Today: February 28, 2024

Horror's Show Or Tell

As the dark nights draw in and kids and kidults get busy preparing for a weekend of Halloween hokum

By Edward Boff

As the dark nights draw in and kids and kidults
get busy preparing for a weekend of Halloween hokum
, Edward Boff tackles
a topic much discussed by horror aficionados – whether horror is best shown or
implied. So draw closer to the fire folks, while we regale you with tales of
ghoulies and ghosties and long-leggedy beasties and things that go bump in the
night …

The horror
genre has ways of getting us in the mood.
From building tension and unease, to shocking or grossing us out with
surprising and grotesque sights, there’s a whole spectrum of spookiness out
there. But is there an optimum
point between what to reveal, and what not? In his excellent text on horror
writing, Dance Macabre, Stephen King discusses
how, although when a horror movie does reveal its monster, it can be a letdown,
if nothing at all is shown, then there’s an anticlimax. Fortunately there are
plenty of films that play games with the show or tell convention – and are all
the stronger for it.

Dataset content ::
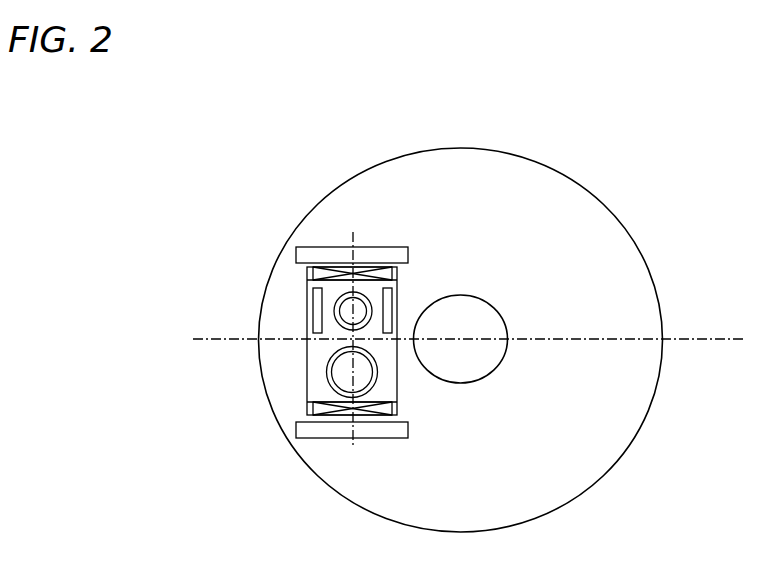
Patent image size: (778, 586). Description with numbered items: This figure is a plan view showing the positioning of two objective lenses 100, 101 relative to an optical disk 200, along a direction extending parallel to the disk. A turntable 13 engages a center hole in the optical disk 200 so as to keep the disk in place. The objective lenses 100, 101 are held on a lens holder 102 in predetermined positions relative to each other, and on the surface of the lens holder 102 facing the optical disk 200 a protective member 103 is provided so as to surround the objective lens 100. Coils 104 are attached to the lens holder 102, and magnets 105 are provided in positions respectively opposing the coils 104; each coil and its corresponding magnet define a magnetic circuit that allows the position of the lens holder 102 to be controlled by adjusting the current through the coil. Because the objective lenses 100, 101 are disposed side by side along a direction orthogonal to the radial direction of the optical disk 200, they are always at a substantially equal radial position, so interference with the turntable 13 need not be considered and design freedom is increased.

The optical disk 200 is at (590, 230).
The turntable 13 is at (460, 352).
The lens holder 102 is at (386, 353).
The coils 104 is at (312, 275).
The magnets 105 is at (337, 255).
The protective member 103 is at (387, 328).
The objective lens 100 is at (358, 313).
The objective lens 101 is at (360, 378).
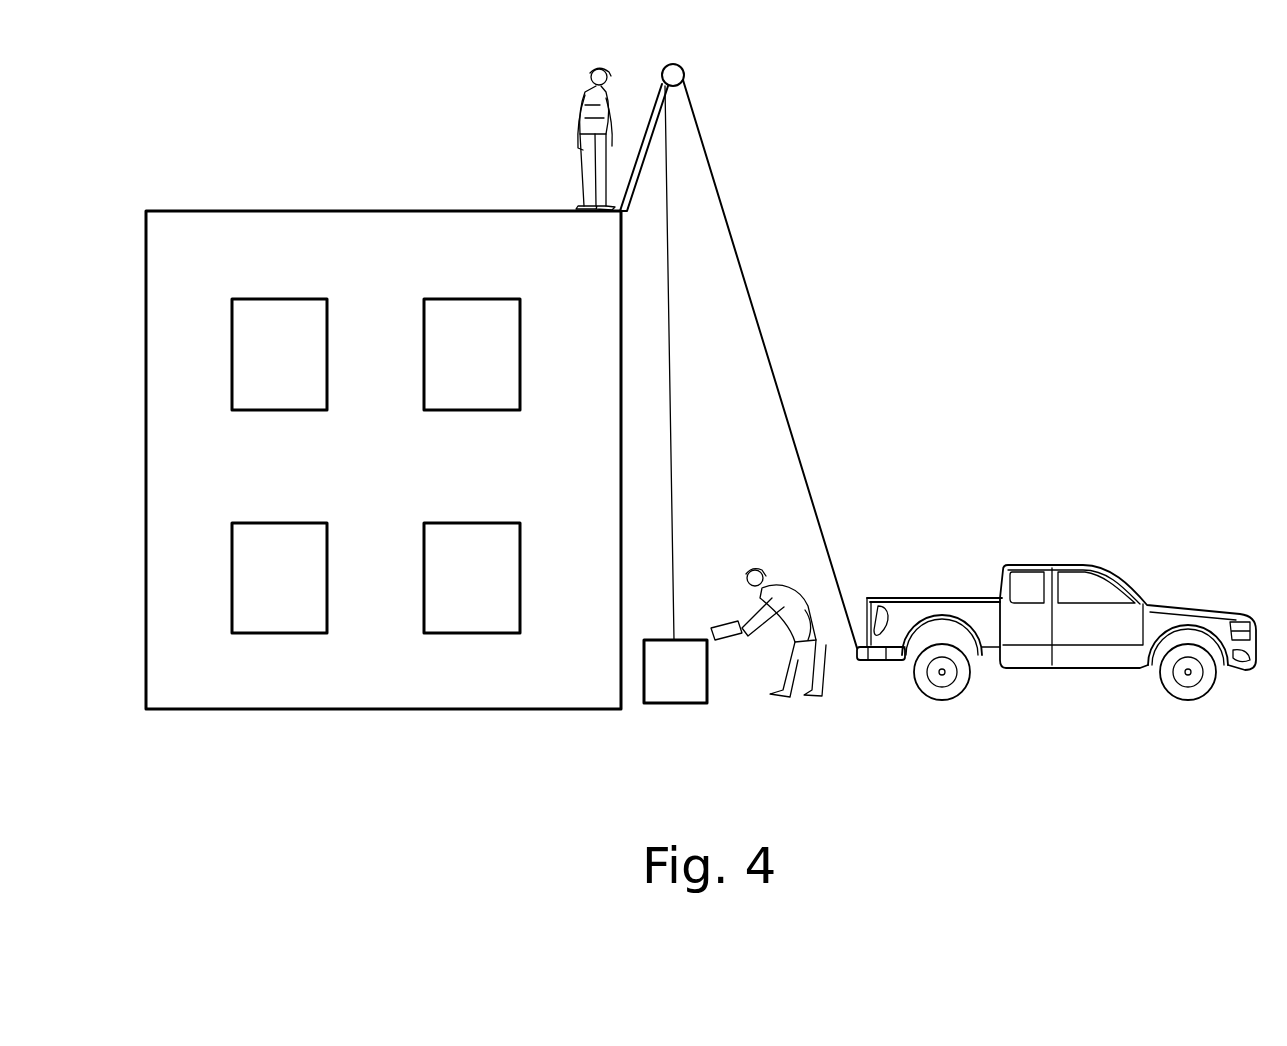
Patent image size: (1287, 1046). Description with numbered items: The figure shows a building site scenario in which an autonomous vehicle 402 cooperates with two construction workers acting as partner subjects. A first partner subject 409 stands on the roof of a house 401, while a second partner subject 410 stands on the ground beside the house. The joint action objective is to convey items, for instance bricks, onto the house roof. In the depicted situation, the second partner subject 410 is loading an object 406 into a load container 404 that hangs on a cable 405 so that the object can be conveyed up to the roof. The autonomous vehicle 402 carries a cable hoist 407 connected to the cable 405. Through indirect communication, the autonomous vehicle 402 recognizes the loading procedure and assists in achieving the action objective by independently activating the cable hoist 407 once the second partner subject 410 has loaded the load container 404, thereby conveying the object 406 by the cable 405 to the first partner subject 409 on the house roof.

The house 401 is at (265, 220).
The autonomous vehicle 402 is at (1075, 662).
The load container 404 is at (663, 700).
The cable 405 is at (790, 428).
The object 406 is at (713, 622).
The cable hoist 407 is at (868, 663).
The first partner subject 409 is at (580, 88).
The second partner subject 410 is at (780, 657).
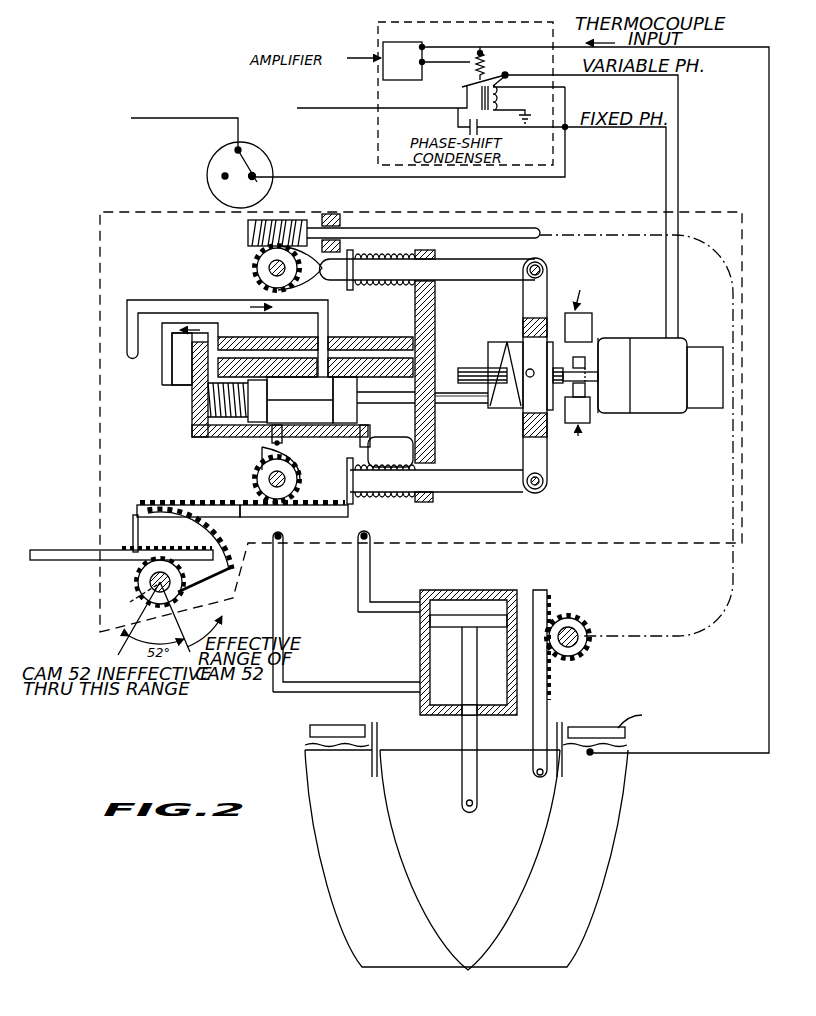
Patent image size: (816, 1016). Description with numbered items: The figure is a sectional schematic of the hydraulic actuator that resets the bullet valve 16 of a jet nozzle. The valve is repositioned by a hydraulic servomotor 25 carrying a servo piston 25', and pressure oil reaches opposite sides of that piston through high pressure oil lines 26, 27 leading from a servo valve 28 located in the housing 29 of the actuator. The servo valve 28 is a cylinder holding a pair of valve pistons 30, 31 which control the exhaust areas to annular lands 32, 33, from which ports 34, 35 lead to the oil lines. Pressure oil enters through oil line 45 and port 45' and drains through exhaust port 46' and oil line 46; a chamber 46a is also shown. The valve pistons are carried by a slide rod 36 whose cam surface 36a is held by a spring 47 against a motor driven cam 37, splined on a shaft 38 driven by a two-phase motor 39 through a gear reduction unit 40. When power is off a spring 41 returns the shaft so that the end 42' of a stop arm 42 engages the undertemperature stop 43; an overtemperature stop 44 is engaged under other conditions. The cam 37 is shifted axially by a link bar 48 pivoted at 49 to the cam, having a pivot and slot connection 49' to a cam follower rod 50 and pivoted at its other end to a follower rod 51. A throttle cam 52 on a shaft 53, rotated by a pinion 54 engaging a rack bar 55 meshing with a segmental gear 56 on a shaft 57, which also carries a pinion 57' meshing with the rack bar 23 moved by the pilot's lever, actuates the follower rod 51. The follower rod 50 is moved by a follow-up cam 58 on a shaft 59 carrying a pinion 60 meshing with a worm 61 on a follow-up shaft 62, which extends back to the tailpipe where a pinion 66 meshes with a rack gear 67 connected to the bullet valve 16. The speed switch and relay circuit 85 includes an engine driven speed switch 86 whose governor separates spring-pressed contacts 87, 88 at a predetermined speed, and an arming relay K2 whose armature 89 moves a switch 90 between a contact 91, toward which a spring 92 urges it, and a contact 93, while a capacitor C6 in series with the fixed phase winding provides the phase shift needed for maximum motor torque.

The bullet valve 16 is at (480, 898).
The rack bar 23 is at (58, 530).
The hydraulic servomotor 25 is at (442, 652).
The servo piston 25' is at (485, 686).
The high pressure oil line 26 is at (362, 442).
The high pressure oil line 27 is at (283, 440).
The servo valve 28 is at (188, 403).
The housing 29 is at (100, 262).
The valve piston 30 is at (258, 401).
The valve piston 31 is at (345, 400).
The annular land 32 is at (280, 380).
The annular land 33 is at (365, 392).
The port 34 is at (282, 432).
The port 35 is at (368, 430).
The slide rod 36 is at (447, 406).
The cam surface 36a is at (500, 410).
The motor driven cam 37 is at (510, 345).
The shaft 38 is at (462, 370).
The motor 39 is at (662, 414).
The gear reduction unit 40 is at (605, 414).
The spring 41 is at (583, 365).
The stop arm 42 is at (604, 347).
The end of stop arm 42' is at (598, 385).
The undertemperature stop 43 is at (583, 330).
The overtemperature stop 44 is at (565, 405).
The oil line 45 is at (227, 323).
The port 45' is at (315, 339).
The oil line 46 is at (163, 354).
The exhaust port 46' is at (461, 386).
The chamber 46a is at (208, 374).
The spring 47 is at (212, 408).
The link bar 48 is at (525, 455).
The pivot 49 is at (520, 375).
The pivot and slot connection 49' is at (562, 249).
The cam follower rod 50 is at (478, 281).
The follower rod 51 is at (472, 490).
The throttle cam 52 is at (262, 452).
The shaft 53 is at (268, 482).
The pinion 54 is at (300, 495).
The rack bar 55 is at (160, 506).
The segmental gear 56 is at (134, 532).
The shaft 57 is at (143, 582).
The pinion 57' is at (167, 568).
The follow-up cam 58 is at (310, 272).
The shaft 59 is at (270, 276).
The pinion 60 is at (255, 265).
The worm 61 is at (248, 231).
The follow-up shaft 62 is at (396, 236).
The pinion 66 is at (580, 622).
The rack gear 67 is at (540, 713).
The speed switch and relay circuit 85 is at (313, 177).
The speed switch 86 is at (207, 166).
The contact 87 is at (256, 178).
The contact 88 is at (225, 177).
The armature 89 is at (555, 80).
The switch 90 is at (503, 76).
The contact 91 is at (466, 67).
The spring 92 is at (481, 52).
The contact 93 is at (463, 88).
The capacitor C6 is at (466, 128).
The arming relay K2 is at (523, 102).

Exercise goal ::
Decide whether each statement agrees with the article on whether horror is best shown or implied. Answer yes or no for each, quoting the words of the article that settle it.
1. The article names Stephen King as the writer of a text on horror writing called Dance Macabre.
2. According to the article, a horror movie that shows nothing at all ends in an anticlimax.
3. The article says only a few films play games with the show or tell convention.

Correct answer ::
1. Yes: "In his excellent text on horror writing, Dance Macabre, Stephen King discusses"
2. Yes: "if nothing at all is shown, then there’s an anticlimax"
3. No: "Fortunately there are plenty of films that play games with the show or tell convention"